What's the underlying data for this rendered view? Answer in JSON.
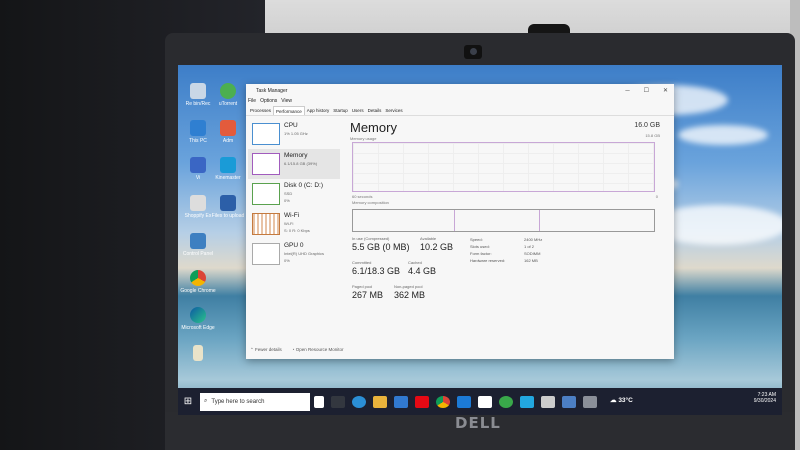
{
  "desktop_icons": [
    {
      "label": "Re bin/Rec"
    },
    {
      "label": "uTorrent"
    },
    {
      "label": "This PC"
    },
    {
      "label": "Adm"
    },
    {
      "label": "Vi"
    },
    {
      "label": "Kinemaster"
    },
    {
      "label": "Shoppify Ex"
    },
    {
      "label": "Files to upload"
    },
    {
      "label": "Control Panel"
    },
    {
      "label": "Google Chrome"
    },
    {
      "label": "Microsoft Edge"
    }
  ],
  "task_manager": {
    "title": "Task Manager",
    "menu": [
      "File",
      "Options",
      "View"
    ],
    "tabs": [
      "Processes",
      "Performance",
      "App history",
      "Startup",
      "Users",
      "Details",
      "Services"
    ],
    "resources": [
      {
        "name": "CPU",
        "sub": "1% 1.05 GHz"
      },
      {
        "name": "Memory",
        "sub": "6.1/15.8 GB (39%)"
      },
      {
        "name": "Disk 0 (C: D:)",
        "sub": "SSD",
        "sub2": "0%"
      },
      {
        "name": "Wi-Fi",
        "sub": "Wi-Fi",
        "sub2": "S: 0 R: 0 Kbps"
      },
      {
        "name": "GPU 0",
        "sub": "Intel(R) UHD Graphics",
        "sub2": "0%"
      }
    ],
    "main": {
      "title": "Memory",
      "total": "16.0 GB",
      "usage_label": "Memory usage",
      "max": "15.8 GB",
      "time_label": "60 seconds",
      "zero": "0",
      "composition_label": "Memory composition",
      "stats": [
        {
          "label": "In use (Compressed)",
          "value": "5.5 GB (0 MB)"
        },
        {
          "label": "Available",
          "value": "10.2 GB"
        },
        {
          "label": "Committed",
          "value": "6.1/18.3 GB"
        },
        {
          "label": "Cached",
          "value": "4.4 GB"
        },
        {
          "label": "Paged pool",
          "value": "267 MB"
        },
        {
          "label": "Non-paged pool",
          "value": "362 MB"
        }
      ],
      "spec": [
        {
          "k": "Speed:",
          "v": "2400 MHz"
        },
        {
          "k": "Slots used:",
          "v": "1 of 2"
        },
        {
          "k": "Form factor:",
          "v": "SODIMM"
        },
        {
          "k": "Hardware reserved:",
          "v": "162 MB"
        }
      ]
    },
    "footer": {
      "fewer": "Fewer details",
      "monitor": "Open Resource Monitor"
    }
  },
  "taskbar": {
    "search_placeholder": "Type here to search",
    "weather": "33°C",
    "time": "7:23 AM",
    "date": "9/30/2024"
  },
  "brand": "DELL"
}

PROBLEM DETAILS –
Restate the records above in full, word for word. Keep pictures out.

RESULT –
What's the underlying data for this rendered view? Answer in JSON.
{
  "desktop_icons": [
    {
      "label": "Re bin/Rec"
    },
    {
      "label": "uTorrent"
    },
    {
      "label": "This PC"
    },
    {
      "label": "Adm"
    },
    {
      "label": "Vi"
    },
    {
      "label": "Kinemaster"
    },
    {
      "label": "Shoppify Ex"
    },
    {
      "label": "Files to upload"
    },
    {
      "label": "Control Panel"
    },
    {
      "label": "Google Chrome"
    },
    {
      "label": "Microsoft Edge"
    }
  ],
  "task_manager": {
    "title": "Task Manager",
    "menu": [
      "File",
      "Options",
      "View"
    ],
    "tabs": [
      "Processes",
      "Performance",
      "App history",
      "Startup",
      "Users",
      "Details",
      "Services"
    ],
    "resources": [
      {
        "name": "CPU",
        "sub": "1% 1.05 GHz"
      },
      {
        "name": "Memory",
        "sub": "6.1/15.8 GB (39%)"
      },
      {
        "name": "Disk 0 (C: D:)",
        "sub": "SSD",
        "sub2": "0%"
      },
      {
        "name": "Wi-Fi",
        "sub": "Wi-Fi",
        "sub2": "S: 0 R: 0 Kbps"
      },
      {
        "name": "GPU 0",
        "sub": "Intel(R) UHD Graphics",
        "sub2": "0%"
      }
    ],
    "main": {
      "title": "Memory",
      "total": "16.0 GB",
      "usage_label": "Memory usage",
      "max": "15.8 GB",
      "time_label": "60 seconds",
      "zero": "0",
      "composition_label": "Memory composition",
      "stats": [
        {
          "label": "In use (Compressed)",
          "value": "5.5 GB (0 MB)"
        },
        {
          "label": "Available",
          "value": "10.2 GB"
        },
        {
          "label": "Committed",
          "value": "6.1/18.3 GB"
        },
        {
          "label": "Cached",
          "value": "4.4 GB"
        },
        {
          "label": "Paged pool",
          "value": "267 MB"
        },
        {
          "label": "Non-paged pool",
          "value": "362 MB"
        }
      ],
      "spec": [
        {
          "k": "Speed:",
          "v": "2400 MHz"
        },
        {
          "k": "Slots used:",
          "v": "1 of 2"
        },
        {
          "k": "Form factor:",
          "v": "SODIMM"
        },
        {
          "k": "Hardware reserved:",
          "v": "162 MB"
        }
      ]
    },
    "footer": {
      "fewer": "Fewer details",
      "monitor": "Open Resource Monitor"
    }
  },
  "taskbar": {
    "search_placeholder": "Type here to search",
    "weather": "33°C",
    "time": "7:23 AM",
    "date": "9/30/2024"
  },
  "brand": "DELL"
}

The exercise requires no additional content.